====== EXTRACTED RECORDS ======

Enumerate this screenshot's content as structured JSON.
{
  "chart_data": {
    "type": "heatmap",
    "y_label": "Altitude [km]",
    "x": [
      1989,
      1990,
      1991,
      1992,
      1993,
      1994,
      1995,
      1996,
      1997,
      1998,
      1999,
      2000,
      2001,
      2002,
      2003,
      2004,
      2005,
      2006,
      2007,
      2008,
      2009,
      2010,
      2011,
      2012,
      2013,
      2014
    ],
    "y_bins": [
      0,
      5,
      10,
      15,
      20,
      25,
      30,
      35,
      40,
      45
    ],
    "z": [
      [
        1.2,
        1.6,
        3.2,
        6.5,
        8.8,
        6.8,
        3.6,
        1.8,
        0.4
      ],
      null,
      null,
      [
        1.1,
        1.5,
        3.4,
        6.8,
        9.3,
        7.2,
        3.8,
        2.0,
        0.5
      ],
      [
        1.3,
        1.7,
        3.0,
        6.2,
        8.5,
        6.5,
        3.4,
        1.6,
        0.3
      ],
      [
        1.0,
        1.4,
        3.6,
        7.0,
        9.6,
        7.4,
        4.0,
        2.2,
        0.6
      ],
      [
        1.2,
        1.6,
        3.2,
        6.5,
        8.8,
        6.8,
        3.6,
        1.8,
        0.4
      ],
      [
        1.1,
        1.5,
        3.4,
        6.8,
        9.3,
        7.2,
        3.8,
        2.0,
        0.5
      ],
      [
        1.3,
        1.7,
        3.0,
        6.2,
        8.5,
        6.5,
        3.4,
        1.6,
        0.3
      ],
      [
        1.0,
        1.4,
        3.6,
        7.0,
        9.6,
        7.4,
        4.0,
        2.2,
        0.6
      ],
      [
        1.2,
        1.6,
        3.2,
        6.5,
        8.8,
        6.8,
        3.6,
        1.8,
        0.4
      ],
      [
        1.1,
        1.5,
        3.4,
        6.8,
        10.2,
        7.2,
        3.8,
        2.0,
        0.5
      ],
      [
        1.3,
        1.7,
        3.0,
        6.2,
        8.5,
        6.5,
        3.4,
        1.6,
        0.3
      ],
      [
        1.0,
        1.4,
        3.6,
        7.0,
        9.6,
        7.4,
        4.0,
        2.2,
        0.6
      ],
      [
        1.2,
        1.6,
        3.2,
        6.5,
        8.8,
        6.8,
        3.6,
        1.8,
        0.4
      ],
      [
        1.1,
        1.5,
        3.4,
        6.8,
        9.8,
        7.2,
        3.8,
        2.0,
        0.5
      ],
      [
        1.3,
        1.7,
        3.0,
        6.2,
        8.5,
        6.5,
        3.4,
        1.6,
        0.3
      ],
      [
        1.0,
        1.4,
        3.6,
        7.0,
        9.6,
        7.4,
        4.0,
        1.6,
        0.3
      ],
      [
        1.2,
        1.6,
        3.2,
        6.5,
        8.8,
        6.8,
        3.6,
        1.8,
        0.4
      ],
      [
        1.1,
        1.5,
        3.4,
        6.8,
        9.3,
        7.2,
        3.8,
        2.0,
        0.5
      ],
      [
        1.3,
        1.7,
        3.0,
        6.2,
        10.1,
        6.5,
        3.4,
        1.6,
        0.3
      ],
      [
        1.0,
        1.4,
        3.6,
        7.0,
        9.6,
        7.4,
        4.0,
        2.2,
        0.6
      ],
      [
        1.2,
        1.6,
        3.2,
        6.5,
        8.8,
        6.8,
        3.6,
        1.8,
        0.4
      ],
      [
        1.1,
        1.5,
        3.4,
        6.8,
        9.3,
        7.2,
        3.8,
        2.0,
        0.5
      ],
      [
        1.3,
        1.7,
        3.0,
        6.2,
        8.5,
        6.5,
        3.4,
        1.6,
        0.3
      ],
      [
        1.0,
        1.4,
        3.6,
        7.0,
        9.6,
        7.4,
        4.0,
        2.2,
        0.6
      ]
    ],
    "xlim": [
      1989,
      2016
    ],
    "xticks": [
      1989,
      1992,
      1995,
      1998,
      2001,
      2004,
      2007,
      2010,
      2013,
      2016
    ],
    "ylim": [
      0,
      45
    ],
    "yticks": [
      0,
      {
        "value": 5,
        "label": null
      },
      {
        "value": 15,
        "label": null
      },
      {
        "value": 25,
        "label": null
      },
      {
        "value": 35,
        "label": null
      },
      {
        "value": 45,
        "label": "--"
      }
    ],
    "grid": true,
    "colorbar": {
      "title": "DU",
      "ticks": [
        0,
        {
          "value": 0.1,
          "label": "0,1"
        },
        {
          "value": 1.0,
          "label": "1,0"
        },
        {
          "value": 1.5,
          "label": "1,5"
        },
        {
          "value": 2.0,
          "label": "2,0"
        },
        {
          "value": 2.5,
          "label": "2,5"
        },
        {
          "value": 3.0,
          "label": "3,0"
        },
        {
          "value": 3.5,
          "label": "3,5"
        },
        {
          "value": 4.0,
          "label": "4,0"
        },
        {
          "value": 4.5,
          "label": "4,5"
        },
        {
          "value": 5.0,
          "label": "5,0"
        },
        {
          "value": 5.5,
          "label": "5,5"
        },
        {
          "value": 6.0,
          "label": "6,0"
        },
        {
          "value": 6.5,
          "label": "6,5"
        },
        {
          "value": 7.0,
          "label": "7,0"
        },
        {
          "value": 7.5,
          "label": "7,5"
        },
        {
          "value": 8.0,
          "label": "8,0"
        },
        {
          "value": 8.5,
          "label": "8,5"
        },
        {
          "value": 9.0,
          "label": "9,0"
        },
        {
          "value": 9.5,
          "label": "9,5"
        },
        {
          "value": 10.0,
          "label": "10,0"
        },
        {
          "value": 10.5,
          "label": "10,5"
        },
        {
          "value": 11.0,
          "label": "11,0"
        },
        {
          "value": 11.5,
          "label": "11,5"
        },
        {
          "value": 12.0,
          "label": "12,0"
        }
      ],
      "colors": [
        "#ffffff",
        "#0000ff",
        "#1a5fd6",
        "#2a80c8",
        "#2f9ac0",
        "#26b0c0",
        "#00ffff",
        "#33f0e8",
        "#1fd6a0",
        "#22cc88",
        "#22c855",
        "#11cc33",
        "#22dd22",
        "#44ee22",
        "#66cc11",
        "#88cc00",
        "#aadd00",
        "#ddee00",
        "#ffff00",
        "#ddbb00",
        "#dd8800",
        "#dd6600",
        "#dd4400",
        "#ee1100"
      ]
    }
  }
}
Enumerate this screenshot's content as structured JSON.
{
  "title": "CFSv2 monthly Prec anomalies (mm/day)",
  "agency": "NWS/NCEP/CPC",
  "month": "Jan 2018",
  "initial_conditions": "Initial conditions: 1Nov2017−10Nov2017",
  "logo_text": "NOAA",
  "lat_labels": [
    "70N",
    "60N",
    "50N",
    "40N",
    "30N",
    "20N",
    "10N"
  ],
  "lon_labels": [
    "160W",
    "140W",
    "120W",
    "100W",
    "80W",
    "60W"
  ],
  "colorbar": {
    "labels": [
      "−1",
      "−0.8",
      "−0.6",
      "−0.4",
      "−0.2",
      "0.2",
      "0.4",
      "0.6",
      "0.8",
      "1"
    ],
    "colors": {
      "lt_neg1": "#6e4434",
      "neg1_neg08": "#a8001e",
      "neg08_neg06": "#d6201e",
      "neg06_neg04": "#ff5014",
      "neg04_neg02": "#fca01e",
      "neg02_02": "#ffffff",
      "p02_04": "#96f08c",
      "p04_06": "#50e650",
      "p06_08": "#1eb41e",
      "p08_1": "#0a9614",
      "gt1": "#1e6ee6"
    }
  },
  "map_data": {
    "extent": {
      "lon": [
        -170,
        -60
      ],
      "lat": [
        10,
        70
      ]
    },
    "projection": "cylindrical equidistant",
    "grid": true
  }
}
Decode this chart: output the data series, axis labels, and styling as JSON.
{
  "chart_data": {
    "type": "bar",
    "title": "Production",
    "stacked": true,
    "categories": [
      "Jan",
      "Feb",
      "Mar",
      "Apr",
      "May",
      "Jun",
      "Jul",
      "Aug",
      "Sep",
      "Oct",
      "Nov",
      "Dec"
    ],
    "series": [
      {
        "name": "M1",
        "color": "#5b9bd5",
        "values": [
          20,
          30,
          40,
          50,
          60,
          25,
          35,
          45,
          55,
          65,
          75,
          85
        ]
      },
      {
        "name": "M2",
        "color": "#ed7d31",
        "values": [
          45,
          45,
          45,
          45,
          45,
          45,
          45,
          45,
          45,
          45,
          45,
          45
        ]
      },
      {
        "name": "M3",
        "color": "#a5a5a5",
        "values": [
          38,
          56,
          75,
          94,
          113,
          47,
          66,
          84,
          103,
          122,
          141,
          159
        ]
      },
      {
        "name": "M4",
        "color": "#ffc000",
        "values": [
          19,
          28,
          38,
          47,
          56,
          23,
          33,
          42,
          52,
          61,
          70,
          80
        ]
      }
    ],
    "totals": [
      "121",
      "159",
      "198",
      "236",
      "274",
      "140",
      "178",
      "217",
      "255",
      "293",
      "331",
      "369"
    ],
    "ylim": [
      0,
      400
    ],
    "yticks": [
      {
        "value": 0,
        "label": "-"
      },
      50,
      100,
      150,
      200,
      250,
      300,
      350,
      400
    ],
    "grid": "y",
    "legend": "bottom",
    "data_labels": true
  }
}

======

AIM –
Determine how many lines in the data above contain the string "series". Give nothing except the number.

EXERCISE RESULT –
2